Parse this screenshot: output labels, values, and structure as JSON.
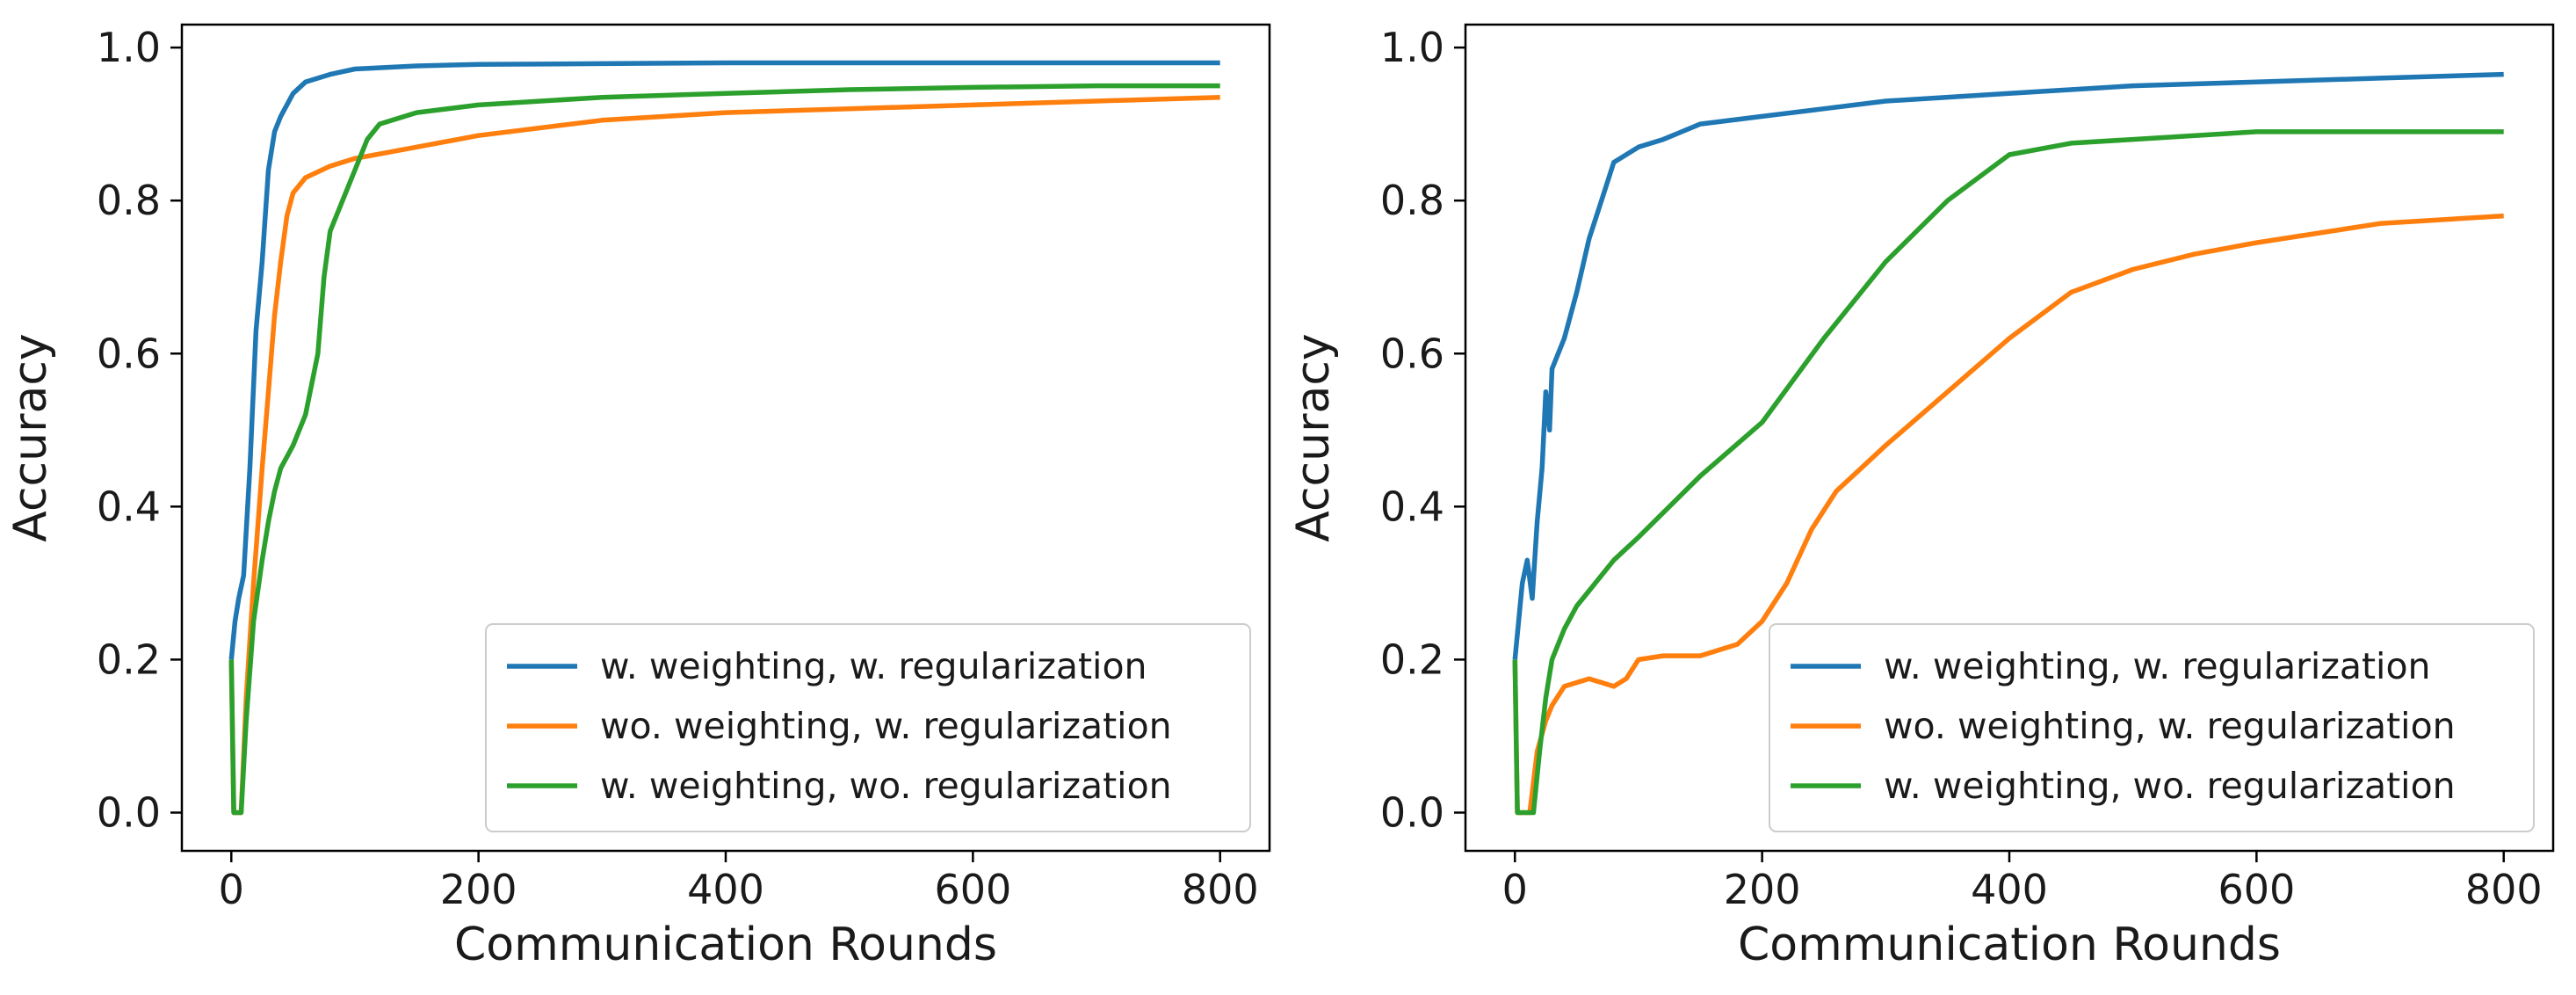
{
  "chart_data": [
    {
      "type": "line",
      "title": "",
      "xlabel": "Communication Rounds",
      "ylabel": "Accuracy",
      "xlim": [
        -40,
        840
      ],
      "ylim": [
        -0.05,
        1.03
      ],
      "xticks": [
        "0",
        "200",
        "400",
        "600",
        "800"
      ],
      "yticks": [
        "0.0",
        "0.2",
        "0.4",
        "0.6",
        "0.8",
        "1.0"
      ],
      "grid": false,
      "legend_position": "lower-right",
      "series": [
        {
          "name": "w. weighting, w. regularization",
          "color": "#1f77b4",
          "x": [
            0,
            3,
            6,
            10,
            15,
            20,
            25,
            30,
            35,
            40,
            50,
            60,
            80,
            100,
            150,
            200,
            300,
            400,
            500,
            600,
            700,
            800
          ],
          "y": [
            0.2,
            0.25,
            0.28,
            0.31,
            0.45,
            0.63,
            0.72,
            0.84,
            0.89,
            0.91,
            0.94,
            0.955,
            0.965,
            0.972,
            0.976,
            0.978,
            0.979,
            0.98,
            0.98,
            0.98,
            0.98,
            0.98
          ]
        },
        {
          "name": "wo. weighting, w. regularization",
          "color": "#ff7f0e",
          "x": [
            0,
            2,
            5,
            8,
            12,
            18,
            25,
            30,
            35,
            40,
            45,
            50,
            60,
            80,
            100,
            150,
            200,
            300,
            400,
            500,
            600,
            700,
            800
          ],
          "y": [
            0.2,
            0.0,
            0.0,
            0.0,
            0.15,
            0.3,
            0.45,
            0.55,
            0.65,
            0.72,
            0.78,
            0.81,
            0.83,
            0.845,
            0.855,
            0.87,
            0.885,
            0.905,
            0.915,
            0.92,
            0.925,
            0.93,
            0.935
          ]
        },
        {
          "name": "w. weighting, wo. regularization",
          "color": "#2ca02c",
          "x": [
            0,
            2,
            5,
            8,
            12,
            18,
            25,
            30,
            35,
            40,
            50,
            60,
            70,
            75,
            80,
            90,
            100,
            110,
            120,
            150,
            200,
            300,
            400,
            500,
            600,
            700,
            800
          ],
          "y": [
            0.2,
            0.0,
            0.0,
            0.0,
            0.12,
            0.25,
            0.33,
            0.38,
            0.42,
            0.45,
            0.48,
            0.52,
            0.6,
            0.7,
            0.76,
            0.8,
            0.84,
            0.88,
            0.9,
            0.915,
            0.925,
            0.935,
            0.94,
            0.945,
            0.948,
            0.95,
            0.95
          ]
        }
      ]
    },
    {
      "type": "line",
      "title": "",
      "xlabel": "Communication Rounds",
      "ylabel": "Accuracy",
      "xlim": [
        -40,
        840
      ],
      "ylim": [
        -0.05,
        1.03
      ],
      "xticks": [
        "0",
        "200",
        "400",
        "600",
        "800"
      ],
      "yticks": [
        "0.0",
        "0.2",
        "0.4",
        "0.6",
        "0.8",
        "1.0"
      ],
      "grid": false,
      "legend_position": "lower-right",
      "series": [
        {
          "name": "w. weighting, w. regularization",
          "color": "#1f77b4",
          "x": [
            0,
            3,
            6,
            10,
            14,
            18,
            22,
            25,
            28,
            30,
            35,
            40,
            50,
            60,
            70,
            80,
            100,
            120,
            150,
            200,
            250,
            300,
            400,
            500,
            600,
            700,
            800
          ],
          "y": [
            0.2,
            0.25,
            0.3,
            0.33,
            0.28,
            0.38,
            0.45,
            0.55,
            0.5,
            0.58,
            0.6,
            0.62,
            0.68,
            0.75,
            0.8,
            0.85,
            0.87,
            0.88,
            0.9,
            0.91,
            0.92,
            0.93,
            0.94,
            0.95,
            0.955,
            0.96,
            0.965
          ]
        },
        {
          "name": "wo. weighting, w. regularization",
          "color": "#ff7f0e",
          "x": [
            0,
            2,
            4,
            8,
            12,
            18,
            25,
            30,
            40,
            60,
            70,
            80,
            90,
            100,
            120,
            150,
            180,
            200,
            220,
            240,
            260,
            280,
            300,
            350,
            400,
            450,
            500,
            550,
            600,
            700,
            800
          ],
          "y": [
            0.2,
            0.0,
            0.0,
            0.0,
            0.0,
            0.08,
            0.12,
            0.14,
            0.165,
            0.175,
            0.17,
            0.165,
            0.175,
            0.2,
            0.205,
            0.205,
            0.22,
            0.25,
            0.3,
            0.37,
            0.42,
            0.45,
            0.48,
            0.55,
            0.62,
            0.68,
            0.71,
            0.73,
            0.745,
            0.77,
            0.78
          ]
        },
        {
          "name": "w. weighting, wo. regularization",
          "color": "#2ca02c",
          "x": [
            0,
            2,
            5,
            10,
            15,
            20,
            25,
            30,
            40,
            50,
            60,
            80,
            100,
            150,
            200,
            250,
            300,
            350,
            400,
            450,
            500,
            600,
            700,
            800
          ],
          "y": [
            0.2,
            0.0,
            0.0,
            0.0,
            0.0,
            0.08,
            0.15,
            0.2,
            0.24,
            0.27,
            0.29,
            0.33,
            0.36,
            0.44,
            0.51,
            0.62,
            0.72,
            0.8,
            0.86,
            0.875,
            0.88,
            0.89,
            0.89,
            0.89
          ]
        }
      ]
    }
  ]
}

TASK DESCRIPTION —
Give all the lines above again, character for character, without pictures.

EXERCISE ANSWER —
Parse this screenshot: output labels, values, and structure as JSON.
{
  "chart_data": [
    {
      "type": "line",
      "title": "",
      "xlabel": "Communication Rounds",
      "ylabel": "Accuracy",
      "xlim": [
        -40,
        840
      ],
      "ylim": [
        -0.05,
        1.03
      ],
      "xticks": [
        "0",
        "200",
        "400",
        "600",
        "800"
      ],
      "yticks": [
        "0.0",
        "0.2",
        "0.4",
        "0.6",
        "0.8",
        "1.0"
      ],
      "grid": false,
      "legend_position": "lower-right",
      "series": [
        {
          "name": "w. weighting, w. regularization",
          "color": "#1f77b4",
          "x": [
            0,
            3,
            6,
            10,
            15,
            20,
            25,
            30,
            35,
            40,
            50,
            60,
            80,
            100,
            150,
            200,
            300,
            400,
            500,
            600,
            700,
            800
          ],
          "y": [
            0.2,
            0.25,
            0.28,
            0.31,
            0.45,
            0.63,
            0.72,
            0.84,
            0.89,
            0.91,
            0.94,
            0.955,
            0.965,
            0.972,
            0.976,
            0.978,
            0.979,
            0.98,
            0.98,
            0.98,
            0.98,
            0.98
          ]
        },
        {
          "name": "wo. weighting, w. regularization",
          "color": "#ff7f0e",
          "x": [
            0,
            2,
            5,
            8,
            12,
            18,
            25,
            30,
            35,
            40,
            45,
            50,
            60,
            80,
            100,
            150,
            200,
            300,
            400,
            500,
            600,
            700,
            800
          ],
          "y": [
            0.2,
            0.0,
            0.0,
            0.0,
            0.15,
            0.3,
            0.45,
            0.55,
            0.65,
            0.72,
            0.78,
            0.81,
            0.83,
            0.845,
            0.855,
            0.87,
            0.885,
            0.905,
            0.915,
            0.92,
            0.925,
            0.93,
            0.935
          ]
        },
        {
          "name": "w. weighting, wo. regularization",
          "color": "#2ca02c",
          "x": [
            0,
            2,
            5,
            8,
            12,
            18,
            25,
            30,
            35,
            40,
            50,
            60,
            70,
            75,
            80,
            90,
            100,
            110,
            120,
            150,
            200,
            300,
            400,
            500,
            600,
            700,
            800
          ],
          "y": [
            0.2,
            0.0,
            0.0,
            0.0,
            0.12,
            0.25,
            0.33,
            0.38,
            0.42,
            0.45,
            0.48,
            0.52,
            0.6,
            0.7,
            0.76,
            0.8,
            0.84,
            0.88,
            0.9,
            0.915,
            0.925,
            0.935,
            0.94,
            0.945,
            0.948,
            0.95,
            0.95
          ]
        }
      ]
    },
    {
      "type": "line",
      "title": "",
      "xlabel": "Communication Rounds",
      "ylabel": "Accuracy",
      "xlim": [
        -40,
        840
      ],
      "ylim": [
        -0.05,
        1.03
      ],
      "xticks": [
        "0",
        "200",
        "400",
        "600",
        "800"
      ],
      "yticks": [
        "0.0",
        "0.2",
        "0.4",
        "0.6",
        "0.8",
        "1.0"
      ],
      "grid": false,
      "legend_position": "lower-right",
      "series": [
        {
          "name": "w. weighting, w. regularization",
          "color": "#1f77b4",
          "x": [
            0,
            3,
            6,
            10,
            14,
            18,
            22,
            25,
            28,
            30,
            35,
            40,
            50,
            60,
            70,
            80,
            100,
            120,
            150,
            200,
            250,
            300,
            400,
            500,
            600,
            700,
            800
          ],
          "y": [
            0.2,
            0.25,
            0.3,
            0.33,
            0.28,
            0.38,
            0.45,
            0.55,
            0.5,
            0.58,
            0.6,
            0.62,
            0.68,
            0.75,
            0.8,
            0.85,
            0.87,
            0.88,
            0.9,
            0.91,
            0.92,
            0.93,
            0.94,
            0.95,
            0.955,
            0.96,
            0.965
          ]
        },
        {
          "name": "wo. weighting, w. regularization",
          "color": "#ff7f0e",
          "x": [
            0,
            2,
            4,
            8,
            12,
            18,
            25,
            30,
            40,
            60,
            70,
            80,
            90,
            100,
            120,
            150,
            180,
            200,
            220,
            240,
            260,
            280,
            300,
            350,
            400,
            450,
            500,
            550,
            600,
            700,
            800
          ],
          "y": [
            0.2,
            0.0,
            0.0,
            0.0,
            0.0,
            0.08,
            0.12,
            0.14,
            0.165,
            0.175,
            0.17,
            0.165,
            0.175,
            0.2,
            0.205,
            0.205,
            0.22,
            0.25,
            0.3,
            0.37,
            0.42,
            0.45,
            0.48,
            0.55,
            0.62,
            0.68,
            0.71,
            0.73,
            0.745,
            0.77,
            0.78
          ]
        },
        {
          "name": "w. weighting, wo. regularization",
          "color": "#2ca02c",
          "x": [
            0,
            2,
            5,
            10,
            15,
            20,
            25,
            30,
            40,
            50,
            60,
            80,
            100,
            150,
            200,
            250,
            300,
            350,
            400,
            450,
            500,
            600,
            700,
            800
          ],
          "y": [
            0.2,
            0.0,
            0.0,
            0.0,
            0.0,
            0.08,
            0.15,
            0.2,
            0.24,
            0.27,
            0.29,
            0.33,
            0.36,
            0.44,
            0.51,
            0.62,
            0.72,
            0.8,
            0.86,
            0.875,
            0.88,
            0.89,
            0.89,
            0.89
          ]
        }
      ]
    }
  ]
}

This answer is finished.